Articolo
“Neuland” di Eshkol Nevo
di Chiara Fratantonio / 10 dicembre 2012
«Un viaggio non inizia nel momento in cui partiamo né finisce nel momento in cui raggiungiamo la meta. In realtà comincia molto prima e non finisce mai, dato che il nastro dei ricordi continua a scorrerci dentro anche dopo che ci siamo fermati». Così appuntava Ryszard Kapuscinski, reporter e corrispondente di guerra polacco, nel suo romanzo autobiografico In viaggio con Erodoto (2007): un libro in cui il concetto di viaggio si lega strettamente a quello di memoria, individuale e collettiva, e in cui il contatto con terre sconosciute come l’India e la Cina trova il conforto delle tracce lasciate dal primo grande reportage della storia mondiale: Ἱστορίαι (Storie) di Erodoto.
Anche Neuland è la storia di un viaggio nello spazio e nella memoria, il viaggio di Dori e di Inbar che non si conoscono; partono da Gerusalemme per ragioni diverse attraverso due strade difficili, dissestate e separate, ma che si incontrano su una terrazza di Pisac, Perù, e iniziano a danzare insieme fino in Argentina, nei pressi di Buenos Aires, dove il padre di Dori è sparito, da qualche parte lì nei campi di soia.
Il vero scopo del viaggio di Dori è ritrovarlo anche con l’aiuto di un ecuadoregno bizzarro con degli occhiali da terrorista e grande esperto di donne, bevute e ricerche: Alfredo. Ma lungo la strada accade molto di più.

Esercizio 1
Ripeti parola per parola le voci, dal loro inizio fino alla riga che contiene "The body 14 is at (227, 360).", inclusa. Non riportare le immagini.

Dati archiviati
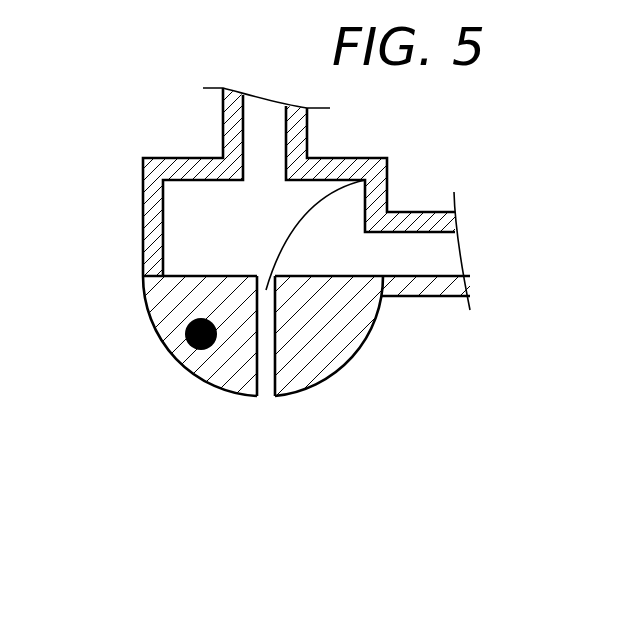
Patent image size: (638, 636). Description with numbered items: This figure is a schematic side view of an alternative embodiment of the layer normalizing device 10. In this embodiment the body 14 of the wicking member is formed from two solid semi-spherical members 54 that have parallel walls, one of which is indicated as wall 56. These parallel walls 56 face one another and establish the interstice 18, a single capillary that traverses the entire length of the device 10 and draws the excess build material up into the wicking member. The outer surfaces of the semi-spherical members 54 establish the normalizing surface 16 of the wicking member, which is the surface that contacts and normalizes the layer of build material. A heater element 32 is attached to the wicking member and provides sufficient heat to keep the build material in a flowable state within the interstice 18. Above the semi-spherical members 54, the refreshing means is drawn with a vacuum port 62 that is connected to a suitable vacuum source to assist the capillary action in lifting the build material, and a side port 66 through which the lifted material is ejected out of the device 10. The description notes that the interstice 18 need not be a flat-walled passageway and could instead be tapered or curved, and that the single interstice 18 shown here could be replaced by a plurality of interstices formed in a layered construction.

The layer normalizing device 10 is at (108, 164).
The body 14 is at (227, 360).
The normalizing surface 16 is at (220, 398).
The interstice 18 is at (268, 393).
The heater element 32 is at (183, 332).
The semi-spherical members 54 is at (222, 291).
The parallel walls 56 is at (365, 180).
The vacuum port 62 is at (271, 117).
The port 66 is at (430, 255).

Esercizio 2
Duplica senza alcuna modifica il passo dell'articolo su Neuland da "Anche Neuland è" fino a "molto di più.".

Risposta corretta 1
Patent image size: (638, 636). Description with numbered items: This figure is a schematic side view of an alternative embodiment of the layer normalizing device 10. In this embodiment the body 14 of the wicking member is formed from two solid semi-spherical members 54 that have parallel walls, one of which is indicated as wall 56. These parallel walls 56 face one another and establish the interstice 18, a single capillary that traverses the entire length of the device 10 and draws the excess build material up into the wicking member. The outer surfaces of the semi-spherical members 54 establish the normalizing surface 16 of the wicking member, which is the surface that contacts and normalizes the layer of build material. A heater element 32 is attached to the wicking member and provides sufficient heat to keep the build material in a flowable state within the interstice 18. Above the semi-spherical members 54, the refreshing means is drawn with a vacuum port 62 that is connected to a suitable vacuum source to assist the capillary action in lifting the build material, and a side port 66 through which the lifted material is ejected out of the device 10. The description notes that the interstice 18 need not be a flat-walled passageway and could instead be tapered or curved, and that the single interstice 18 shown here could be replaced by a plurality of interstices formed in a layered construction.

The layer normalizing device 10 is at (108, 164).
The body 14 is at (227, 360).

Risposta corretta 2
Anche Neuland è la storia di un viaggio nello spazio e nella memoria, il viaggio di Dori e di Inbar che non si conoscono; partono da Gerusalemme per ragioni diverse attraverso due strade difficili, dissestate e separate, ma che si incontrano su una terrazza di Pisac, Perù, e iniziano a danzare insieme fino in Argentina, nei pressi di Buenos Aires, dove il padre di Dori è sparito, da qualche parte lì nei campi di soia.
Il vero scopo del viaggio di Dori è ritrovarlo anche con l’aiuto di un ecuadoregno bizzarro con degli occhiali da terrorista e grande esperto di donne, bevute e ricerche: Alfredo. Ma lungo la strada accade molto di più.